__Your instructions__.
Reproduce each line of the items below verbatim, leaving out the pictures.

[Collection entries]
---
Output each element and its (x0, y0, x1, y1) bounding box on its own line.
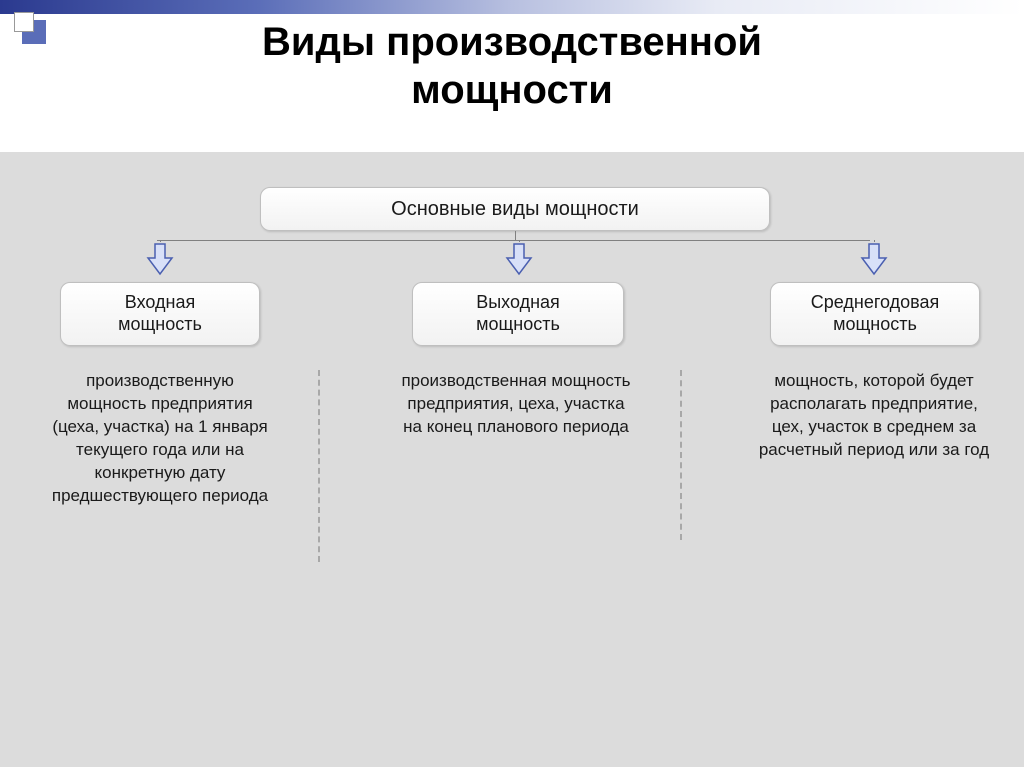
child-box-2: Среднегодовая мощность (770, 282, 980, 346)
connector-line (157, 240, 870, 241)
down-arrow-icon (146, 242, 174, 276)
diagram-area: Основные виды мощности Входная мощность Вы… (0, 152, 1024, 767)
description-1: производственная мощность предприятия, ц… (400, 370, 632, 439)
divider-1 (680, 370, 682, 540)
top-gradient-bar (0, 0, 1024, 14)
divider-0 (318, 370, 320, 562)
description-0: производственную мощность предприятия (ц… (45, 370, 275, 508)
down-arrow-icon (505, 242, 533, 276)
slide-title: Виды производственной мощности (0, 18, 1024, 114)
arrow-stub (874, 240, 875, 242)
arrow-stub (519, 240, 520, 242)
down-arrow-icon (860, 242, 888, 276)
slide-title-wrap: Виды производственной мощности (0, 18, 1024, 114)
child-box-1: Выходная мощность (412, 282, 624, 346)
connector-stub (515, 231, 516, 240)
description-2: мощность, которой будет располагать пред… (755, 370, 993, 462)
root-box: Основные виды мощности (260, 187, 770, 231)
arrow-stub (160, 240, 161, 242)
child-box-0: Входная мощность (60, 282, 260, 346)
---
__Solution below__.
Output each element and its (x0, y0, x1, y1) bounding box on its own line.
child-box-2: Среднегодовая мощность (770, 282, 980, 346)
connector-line (157, 240, 870, 241)
down-arrow-icon (146, 242, 174, 276)
diagram-area: Основные виды мощности Входная мощность Вы… (0, 152, 1024, 767)
description-1: производственная мощность предприятия, ц… (400, 370, 632, 439)
divider-1 (680, 370, 682, 540)
top-gradient-bar (0, 0, 1024, 14)
divider-0 (318, 370, 320, 562)
description-0: производственную мощность предприятия (ц… (45, 370, 275, 508)
down-arrow-icon (505, 242, 533, 276)
slide-title: Виды производственной мощности (0, 18, 1024, 114)
arrow-stub (874, 240, 875, 242)
arrow-stub (519, 240, 520, 242)
down-arrow-icon (860, 242, 888, 276)
slide-title-wrap: Виды производственной мощности (0, 18, 1024, 114)
child-box-1: Выходная мощность (412, 282, 624, 346)
connector-stub (515, 231, 516, 240)
description-2: мощность, которой будет располагать пред… (755, 370, 993, 462)
root-box: Основные виды мощности (260, 187, 770, 231)
arrow-stub (160, 240, 161, 242)
child-box-0: Входная мощность (60, 282, 260, 346)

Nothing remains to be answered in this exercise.